**AIM OF THE TASK:**
Please give the data below again in full, exactly as it stands.

**MATERIAL TO PROCESS:**
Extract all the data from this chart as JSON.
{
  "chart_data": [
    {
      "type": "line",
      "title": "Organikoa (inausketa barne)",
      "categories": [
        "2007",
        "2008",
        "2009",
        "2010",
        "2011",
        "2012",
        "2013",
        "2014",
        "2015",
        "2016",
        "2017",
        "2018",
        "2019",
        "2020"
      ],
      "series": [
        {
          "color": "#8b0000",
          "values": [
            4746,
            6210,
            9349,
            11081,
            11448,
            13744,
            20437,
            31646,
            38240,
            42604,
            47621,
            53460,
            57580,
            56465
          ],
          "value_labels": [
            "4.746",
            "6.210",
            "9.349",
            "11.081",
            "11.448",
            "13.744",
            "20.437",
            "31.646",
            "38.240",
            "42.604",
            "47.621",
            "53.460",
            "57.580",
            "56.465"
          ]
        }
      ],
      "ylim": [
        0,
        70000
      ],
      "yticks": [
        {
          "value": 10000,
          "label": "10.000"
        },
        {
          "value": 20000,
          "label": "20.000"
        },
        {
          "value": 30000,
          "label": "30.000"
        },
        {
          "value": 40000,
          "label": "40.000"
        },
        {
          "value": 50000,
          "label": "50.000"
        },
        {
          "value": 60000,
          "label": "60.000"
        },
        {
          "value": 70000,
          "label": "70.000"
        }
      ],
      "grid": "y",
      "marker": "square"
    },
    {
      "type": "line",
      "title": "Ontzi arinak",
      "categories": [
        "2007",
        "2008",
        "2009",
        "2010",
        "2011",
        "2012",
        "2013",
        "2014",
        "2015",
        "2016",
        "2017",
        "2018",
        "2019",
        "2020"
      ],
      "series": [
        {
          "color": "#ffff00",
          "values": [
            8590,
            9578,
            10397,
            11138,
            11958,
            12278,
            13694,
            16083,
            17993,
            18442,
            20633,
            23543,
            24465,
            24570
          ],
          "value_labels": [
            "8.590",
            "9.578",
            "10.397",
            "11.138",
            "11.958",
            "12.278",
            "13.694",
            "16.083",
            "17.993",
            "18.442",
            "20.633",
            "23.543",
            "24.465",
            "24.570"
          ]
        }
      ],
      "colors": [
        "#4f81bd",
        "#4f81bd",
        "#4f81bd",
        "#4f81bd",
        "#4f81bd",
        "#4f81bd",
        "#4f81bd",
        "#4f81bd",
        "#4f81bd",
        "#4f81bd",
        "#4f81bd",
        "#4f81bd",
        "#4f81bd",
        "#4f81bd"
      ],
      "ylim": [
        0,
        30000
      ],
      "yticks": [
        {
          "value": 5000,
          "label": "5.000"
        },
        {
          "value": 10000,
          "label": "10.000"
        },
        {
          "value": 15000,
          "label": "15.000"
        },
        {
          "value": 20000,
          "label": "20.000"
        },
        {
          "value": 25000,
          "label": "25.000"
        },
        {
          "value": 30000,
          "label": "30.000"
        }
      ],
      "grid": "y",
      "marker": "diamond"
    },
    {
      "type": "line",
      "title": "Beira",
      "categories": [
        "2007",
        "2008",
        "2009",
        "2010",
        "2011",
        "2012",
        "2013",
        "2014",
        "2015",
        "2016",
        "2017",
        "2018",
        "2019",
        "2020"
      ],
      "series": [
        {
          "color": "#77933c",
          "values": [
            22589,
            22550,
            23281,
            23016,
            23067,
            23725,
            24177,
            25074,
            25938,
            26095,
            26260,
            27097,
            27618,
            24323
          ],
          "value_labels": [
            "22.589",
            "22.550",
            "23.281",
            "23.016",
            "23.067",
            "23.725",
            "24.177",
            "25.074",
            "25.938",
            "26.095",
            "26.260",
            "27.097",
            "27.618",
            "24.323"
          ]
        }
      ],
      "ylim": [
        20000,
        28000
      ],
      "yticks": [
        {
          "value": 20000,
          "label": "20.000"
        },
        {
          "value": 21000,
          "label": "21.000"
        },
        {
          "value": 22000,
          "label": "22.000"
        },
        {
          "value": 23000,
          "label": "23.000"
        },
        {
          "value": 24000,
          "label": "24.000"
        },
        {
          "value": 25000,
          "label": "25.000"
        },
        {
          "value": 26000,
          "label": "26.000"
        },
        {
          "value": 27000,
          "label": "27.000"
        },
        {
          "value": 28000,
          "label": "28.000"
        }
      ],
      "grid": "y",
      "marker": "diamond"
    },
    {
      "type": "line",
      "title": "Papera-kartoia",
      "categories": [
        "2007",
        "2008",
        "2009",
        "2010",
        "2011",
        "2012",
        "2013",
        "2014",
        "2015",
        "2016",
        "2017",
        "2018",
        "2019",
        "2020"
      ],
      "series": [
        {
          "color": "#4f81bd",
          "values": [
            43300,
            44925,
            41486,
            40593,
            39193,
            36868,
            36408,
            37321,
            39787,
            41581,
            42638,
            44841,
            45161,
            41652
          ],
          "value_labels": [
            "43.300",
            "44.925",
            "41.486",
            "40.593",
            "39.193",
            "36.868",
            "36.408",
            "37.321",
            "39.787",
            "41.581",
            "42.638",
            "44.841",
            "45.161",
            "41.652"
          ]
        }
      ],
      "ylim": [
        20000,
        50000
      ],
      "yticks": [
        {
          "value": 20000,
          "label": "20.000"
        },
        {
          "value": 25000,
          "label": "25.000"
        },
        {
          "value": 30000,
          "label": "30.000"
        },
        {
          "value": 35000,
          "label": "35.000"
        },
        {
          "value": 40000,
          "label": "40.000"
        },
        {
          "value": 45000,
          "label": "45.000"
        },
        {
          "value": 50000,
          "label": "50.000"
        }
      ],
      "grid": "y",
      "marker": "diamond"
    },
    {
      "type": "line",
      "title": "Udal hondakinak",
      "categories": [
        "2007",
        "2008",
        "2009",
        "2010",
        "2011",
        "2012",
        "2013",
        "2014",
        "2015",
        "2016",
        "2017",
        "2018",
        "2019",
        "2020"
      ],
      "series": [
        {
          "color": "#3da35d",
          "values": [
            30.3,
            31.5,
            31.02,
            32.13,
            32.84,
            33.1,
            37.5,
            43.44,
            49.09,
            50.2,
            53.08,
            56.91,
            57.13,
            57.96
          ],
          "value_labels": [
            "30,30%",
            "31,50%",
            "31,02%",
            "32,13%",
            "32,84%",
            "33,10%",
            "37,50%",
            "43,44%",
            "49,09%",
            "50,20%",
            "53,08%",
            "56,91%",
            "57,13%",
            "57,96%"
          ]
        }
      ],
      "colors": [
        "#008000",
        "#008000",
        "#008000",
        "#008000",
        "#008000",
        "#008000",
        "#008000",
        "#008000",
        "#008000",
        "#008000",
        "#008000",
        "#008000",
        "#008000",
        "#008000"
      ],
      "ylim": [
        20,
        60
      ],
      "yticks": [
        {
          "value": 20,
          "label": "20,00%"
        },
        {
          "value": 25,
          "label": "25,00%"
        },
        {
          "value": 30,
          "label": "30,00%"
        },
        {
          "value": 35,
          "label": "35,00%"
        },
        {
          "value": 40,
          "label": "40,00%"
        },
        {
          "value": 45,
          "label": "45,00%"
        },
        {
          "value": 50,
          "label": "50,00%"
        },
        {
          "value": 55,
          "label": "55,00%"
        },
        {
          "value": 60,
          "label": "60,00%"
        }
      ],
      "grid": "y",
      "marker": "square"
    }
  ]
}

**PROBLEM SOLUTION:**
Extract all the data from this chart as JSON.
{
  "chart_data": [
    {
      "type": "line",
      "title": "Organikoa (inausketa barne)",
      "categories": [
        "2007",
        "2008",
        "2009",
        "2010",
        "2011",
        "2012",
        "2013",
        "2014",
        "2015",
        "2016",
        "2017",
        "2018",
        "2019",
        "2020"
      ],
      "series": [
        {
          "color": "#8b0000",
          "values": [
            4746,
            6210,
            9349,
            11081,
            11448,
            13744,
            20437,
            31646,
            38240,
            42604,
            47621,
            53460,
            57580,
            56465
          ],
          "value_labels": [
            "4.746",
            "6.210",
            "9.349",
            "11.081",
            "11.448",
            "13.744",
            "20.437",
            "31.646",
            "38.240",
            "42.604",
            "47.621",
            "53.460",
            "57.580",
            "56.465"
          ]
        }
      ],
      "ylim": [
        0,
        70000
      ],
      "yticks": [
        {
          "value": 10000,
          "label": "10.000"
        },
        {
          "value": 20000,
          "label": "20.000"
        },
        {
          "value": 30000,
          "label": "30.000"
        },
        {
          "value": 40000,
          "label": "40.000"
        },
        {
          "value": 50000,
          "label": "50.000"
        },
        {
          "value": 60000,
          "label": "60.000"
        },
        {
          "value": 70000,
          "label": "70.000"
        }
      ],
      "grid": "y",
      "marker": "square"
    },
    {
      "type": "line",
      "title": "Ontzi arinak",
      "categories": [
        "2007",
        "2008",
        "2009",
        "2010",
        "2011",
        "2012",
        "2013",
        "2014",
        "2015",
        "2016",
        "2017",
        "2018",
        "2019",
        "2020"
      ],
      "series": [
        {
          "color": "#ffff00",
          "values": [
            8590,
            9578,
            10397,
            11138,
            11958,
            12278,
            13694,
            16083,
            17993,
            18442,
            20633,
            23543,
            24465,
            24570
          ],
          "value_labels": [
            "8.590",
            "9.578",
            "10.397",
            "11.138",
            "11.958",
            "12.278",
            "13.694",
            "16.083",
            "17.993",
            "18.442",
            "20.633",
            "23.543",
            "24.465",
            "24.570"
          ]
        }
      ],
      "colors": [
        "#4f81bd",
        "#4f81bd",
        "#4f81bd",
        "#4f81bd",
        "#4f81bd",
        "#4f81bd",
        "#4f81bd",
        "#4f81bd",
        "#4f81bd",
        "#4f81bd",
        "#4f81bd",
        "#4f81bd",
        "#4f81bd",
        "#4f81bd"
      ],
      "ylim": [
        0,
        30000
      ],
      "yticks": [
        {
          "value": 5000,
          "label": "5.000"
        },
        {
          "value": 10000,
          "label": "10.000"
        },
        {
          "value": 15000,
          "label": "15.000"
        },
        {
          "value": 20000,
          "label": "20.000"
        },
        {
          "value": 25000,
          "label": "25.000"
        },
        {
          "value": 30000,
          "label": "30.000"
        }
      ],
      "grid": "y",
      "marker": "diamond"
    },
    {
      "type": "line",
      "title": "Beira",
      "categories": [
        "2007",
        "2008",
        "2009",
        "2010",
        "2011",
        "2012",
        "2013",
        "2014",
        "2015",
        "2016",
        "2017",
        "2018",
        "2019",
        "2020"
      ],
      "series": [
        {
          "color": "#77933c",
          "values": [
            22589,
            22550,
            23281,
            23016,
            23067,
            23725,
            24177,
            25074,
            25938,
            26095,
            26260,
            27097,
            27618,
            24323
          ],
          "value_labels": [
            "22.589",
            "22.550",
            "23.281",
            "23.016",
            "23.067",
            "23.725",
            "24.177",
            "25.074",
            "25.938",
            "26.095",
            "26.260",
            "27.097",
            "27.618",
            "24.323"
          ]
        }
      ],
      "ylim": [
        20000,
        28000
      ],
      "yticks": [
        {
          "value": 20000,
          "label": "20.000"
        },
        {
          "value": 21000,
          "label": "21.000"
        },
        {
          "value": 22000,
          "label": "22.000"
        },
        {
          "value": 23000,
          "label": "23.000"
        },
        {
          "value": 24000,
          "label": "24.000"
        },
        {
          "value": 25000,
          "label": "25.000"
        },
        {
          "value": 26000,
          "label": "26.000"
        },
        {
          "value": 27000,
          "label": "27.000"
        },
        {
          "value": 28000,
          "label": "28.000"
        }
      ],
      "grid": "y",
      "marker": "diamond"
    },
    {
      "type": "line",
      "title": "Papera-kartoia",
      "categories": [
        "2007",
        "2008",
        "2009",
        "2010",
        "2011",
        "2012",
        "2013",
        "2014",
        "2015",
        "2016",
        "2017",
        "2018",
        "2019",
        "2020"
      ],
      "series": [
        {
          "color": "#4f81bd",
          "values": [
            43300,
            44925,
            41486,
            40593,
            39193,
            36868,
            36408,
            37321,
            39787,
            41581,
            42638,
            44841,
            45161,
            41652
          ],
          "value_labels": [
            "43.300",
            "44.925",
            "41.486",
            "40.593",
            "39.193",
            "36.868",
            "36.408",
            "37.321",
            "39.787",
            "41.581",
            "42.638",
            "44.841",
            "45.161",
            "41.652"
          ]
        }
      ],
      "ylim": [
        20000,
        50000
      ],
      "yticks": [
        {
          "value": 20000,
          "label": "20.000"
        },
        {
          "value": 25000,
          "label": "25.000"
        },
        {
          "value": 30000,
          "label": "30.000"
        },
        {
          "value": 35000,
          "label": "35.000"
        },
        {
          "value": 40000,
          "label": "40.000"
        },
        {
          "value": 45000,
          "label": "45.000"
        },
        {
          "value": 50000,
          "label": "50.000"
        }
      ],
      "grid": "y",
      "marker": "diamond"
    },
    {
      "type": "line",
      "title": "Udal hondakinak",
      "categories": [
        "2007",
        "2008",
        "2009",
        "2010",
        "2011",
        "2012",
        "2013",
        "2014",
        "2015",
        "2016",
        "2017",
        "2018",
        "2019",
        "2020"
      ],
      "series": [
        {
          "color": "#3da35d",
          "values": [
            30.3,
            31.5,
            31.02,
            32.13,
            32.84,
            33.1,
            37.5,
            43.44,
            49.09,
            50.2,
            53.08,
            56.91,
            57.13,
            57.96
          ],
          "value_labels": [
            "30,30%",
            "31,50%",
            "31,02%",
            "32,13%",
            "32,84%",
            "33,10%",
            "37,50%",
            "43,44%",
            "49,09%",
            "50,20%",
            "53,08%",
            "56,91%",
            "57,13%",
            "57,96%"
          ]
        }
      ],
      "colors": [
        "#008000",
        "#008000",
        "#008000",
        "#008000",
        "#008000",
        "#008000",
        "#008000",
        "#008000",
        "#008000",
        "#008000",
        "#008000",
        "#008000",
        "#008000",
        "#008000"
      ],
      "ylim": [
        20,
        60
      ],
      "yticks": [
        {
          "value": 20,
          "label": "20,00%"
        },
        {
          "value": 25,
          "label": "25,00%"
        },
        {
          "value": 30,
          "label": "30,00%"
        },
        {
          "value": 35,
          "label": "35,00%"
        },
        {
          "value": 40,
          "label": "40,00%"
        },
        {
          "value": 45,
          "label": "45,00%"
        },
        {
          "value": 50,
          "label": "50,00%"
        },
        {
          "value": 55,
          "label": "55,00%"
        },
        {
          "value": 60,
          "label": "60,00%"
        }
      ],
      "grid": "y",
      "marker": "square"
    }
  ]
}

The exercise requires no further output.